***** Dataset entries

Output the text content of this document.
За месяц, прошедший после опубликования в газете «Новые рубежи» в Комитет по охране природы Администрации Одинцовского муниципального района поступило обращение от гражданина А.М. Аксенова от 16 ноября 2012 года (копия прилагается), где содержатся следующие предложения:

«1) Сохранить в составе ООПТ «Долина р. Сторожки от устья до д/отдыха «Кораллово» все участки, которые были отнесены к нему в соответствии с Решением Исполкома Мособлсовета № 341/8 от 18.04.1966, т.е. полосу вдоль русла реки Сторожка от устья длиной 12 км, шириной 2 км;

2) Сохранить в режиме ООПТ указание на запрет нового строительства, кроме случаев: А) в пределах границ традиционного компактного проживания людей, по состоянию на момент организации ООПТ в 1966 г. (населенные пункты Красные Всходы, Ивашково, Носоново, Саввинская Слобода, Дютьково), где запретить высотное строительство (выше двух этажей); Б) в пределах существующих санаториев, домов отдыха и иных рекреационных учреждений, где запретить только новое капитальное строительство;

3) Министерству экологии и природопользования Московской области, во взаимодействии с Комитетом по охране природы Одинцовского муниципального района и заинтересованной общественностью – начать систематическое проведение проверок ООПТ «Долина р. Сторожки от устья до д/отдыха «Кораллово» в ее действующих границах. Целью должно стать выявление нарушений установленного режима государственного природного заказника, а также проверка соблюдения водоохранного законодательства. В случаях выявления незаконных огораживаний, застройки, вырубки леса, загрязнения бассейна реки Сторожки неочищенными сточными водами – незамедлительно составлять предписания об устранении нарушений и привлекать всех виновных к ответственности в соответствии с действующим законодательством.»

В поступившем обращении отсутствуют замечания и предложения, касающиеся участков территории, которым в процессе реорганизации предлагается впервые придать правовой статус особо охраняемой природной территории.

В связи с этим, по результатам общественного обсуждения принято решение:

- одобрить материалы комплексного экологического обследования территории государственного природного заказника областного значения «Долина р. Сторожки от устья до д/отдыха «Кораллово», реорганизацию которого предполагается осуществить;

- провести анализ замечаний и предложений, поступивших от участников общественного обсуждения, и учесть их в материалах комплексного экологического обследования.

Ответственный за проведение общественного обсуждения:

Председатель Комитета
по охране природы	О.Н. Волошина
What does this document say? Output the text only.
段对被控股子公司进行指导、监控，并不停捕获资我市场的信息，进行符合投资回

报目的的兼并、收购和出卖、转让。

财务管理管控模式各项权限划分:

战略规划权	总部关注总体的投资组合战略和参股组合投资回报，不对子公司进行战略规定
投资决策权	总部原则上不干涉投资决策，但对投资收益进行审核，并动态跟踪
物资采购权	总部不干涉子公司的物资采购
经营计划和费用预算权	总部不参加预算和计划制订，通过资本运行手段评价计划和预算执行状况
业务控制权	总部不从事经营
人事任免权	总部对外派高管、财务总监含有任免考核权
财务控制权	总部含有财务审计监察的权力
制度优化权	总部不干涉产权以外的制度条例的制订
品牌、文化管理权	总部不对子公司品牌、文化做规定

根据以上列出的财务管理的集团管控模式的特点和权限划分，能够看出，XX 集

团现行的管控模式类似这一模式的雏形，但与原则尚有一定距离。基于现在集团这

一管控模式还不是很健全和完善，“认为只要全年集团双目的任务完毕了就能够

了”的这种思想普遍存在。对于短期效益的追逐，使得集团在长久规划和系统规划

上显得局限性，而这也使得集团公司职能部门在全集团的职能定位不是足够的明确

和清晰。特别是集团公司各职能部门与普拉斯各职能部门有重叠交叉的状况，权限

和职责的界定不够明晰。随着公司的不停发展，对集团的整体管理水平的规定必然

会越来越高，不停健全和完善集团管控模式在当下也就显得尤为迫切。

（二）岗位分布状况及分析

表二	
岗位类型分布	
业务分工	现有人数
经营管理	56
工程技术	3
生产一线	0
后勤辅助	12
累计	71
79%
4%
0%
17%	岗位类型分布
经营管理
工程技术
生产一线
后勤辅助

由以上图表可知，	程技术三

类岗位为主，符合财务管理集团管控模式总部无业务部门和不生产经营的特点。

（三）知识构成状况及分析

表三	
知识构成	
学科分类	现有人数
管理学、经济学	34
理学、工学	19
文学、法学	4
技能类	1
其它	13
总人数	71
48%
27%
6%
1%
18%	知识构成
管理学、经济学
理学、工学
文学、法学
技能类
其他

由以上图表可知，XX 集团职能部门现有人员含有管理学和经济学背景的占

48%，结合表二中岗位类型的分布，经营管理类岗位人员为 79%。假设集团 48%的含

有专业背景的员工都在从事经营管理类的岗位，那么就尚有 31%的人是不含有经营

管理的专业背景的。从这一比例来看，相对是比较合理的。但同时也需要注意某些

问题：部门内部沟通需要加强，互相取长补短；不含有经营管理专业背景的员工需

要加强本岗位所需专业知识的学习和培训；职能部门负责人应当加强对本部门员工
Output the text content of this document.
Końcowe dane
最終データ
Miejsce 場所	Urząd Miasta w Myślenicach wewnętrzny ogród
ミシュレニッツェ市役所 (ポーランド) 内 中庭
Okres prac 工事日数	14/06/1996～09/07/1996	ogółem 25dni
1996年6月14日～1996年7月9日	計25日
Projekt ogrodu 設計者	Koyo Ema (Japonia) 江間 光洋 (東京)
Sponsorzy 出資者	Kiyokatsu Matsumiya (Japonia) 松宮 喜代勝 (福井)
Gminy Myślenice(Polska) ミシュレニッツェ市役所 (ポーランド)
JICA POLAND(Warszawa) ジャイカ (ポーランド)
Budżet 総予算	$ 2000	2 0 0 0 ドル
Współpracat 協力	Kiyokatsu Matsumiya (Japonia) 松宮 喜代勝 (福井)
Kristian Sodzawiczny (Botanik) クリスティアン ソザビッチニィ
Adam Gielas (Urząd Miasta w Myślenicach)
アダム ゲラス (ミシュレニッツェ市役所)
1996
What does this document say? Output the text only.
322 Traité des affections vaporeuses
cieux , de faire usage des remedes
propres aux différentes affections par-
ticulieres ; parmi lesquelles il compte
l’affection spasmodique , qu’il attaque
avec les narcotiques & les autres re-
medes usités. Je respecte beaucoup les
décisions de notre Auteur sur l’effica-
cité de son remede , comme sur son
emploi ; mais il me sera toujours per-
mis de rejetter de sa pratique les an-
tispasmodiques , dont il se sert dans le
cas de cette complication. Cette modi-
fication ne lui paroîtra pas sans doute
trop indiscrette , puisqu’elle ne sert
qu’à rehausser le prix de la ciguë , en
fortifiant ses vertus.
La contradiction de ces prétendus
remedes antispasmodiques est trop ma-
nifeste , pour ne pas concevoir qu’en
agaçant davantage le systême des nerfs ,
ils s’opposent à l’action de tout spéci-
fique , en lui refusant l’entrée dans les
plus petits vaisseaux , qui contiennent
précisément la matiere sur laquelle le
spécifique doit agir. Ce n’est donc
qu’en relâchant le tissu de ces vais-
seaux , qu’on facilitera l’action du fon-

**********

### Required work
Identify the lines that contain the string "обследования", and copy every one of them.

### Reply to the task
- одобрить материалы комплексного экологического обследования территории государственного природного заказника областного значения «Долина р. Сторожки от устья до д/отдыха «Кораллово», реорганизацию которого предполагается осуществить;
- провести анализ замечаний и предложений, поступивших от участников общественного обсуждения, и учесть их в материалах комплексного экологического обследования.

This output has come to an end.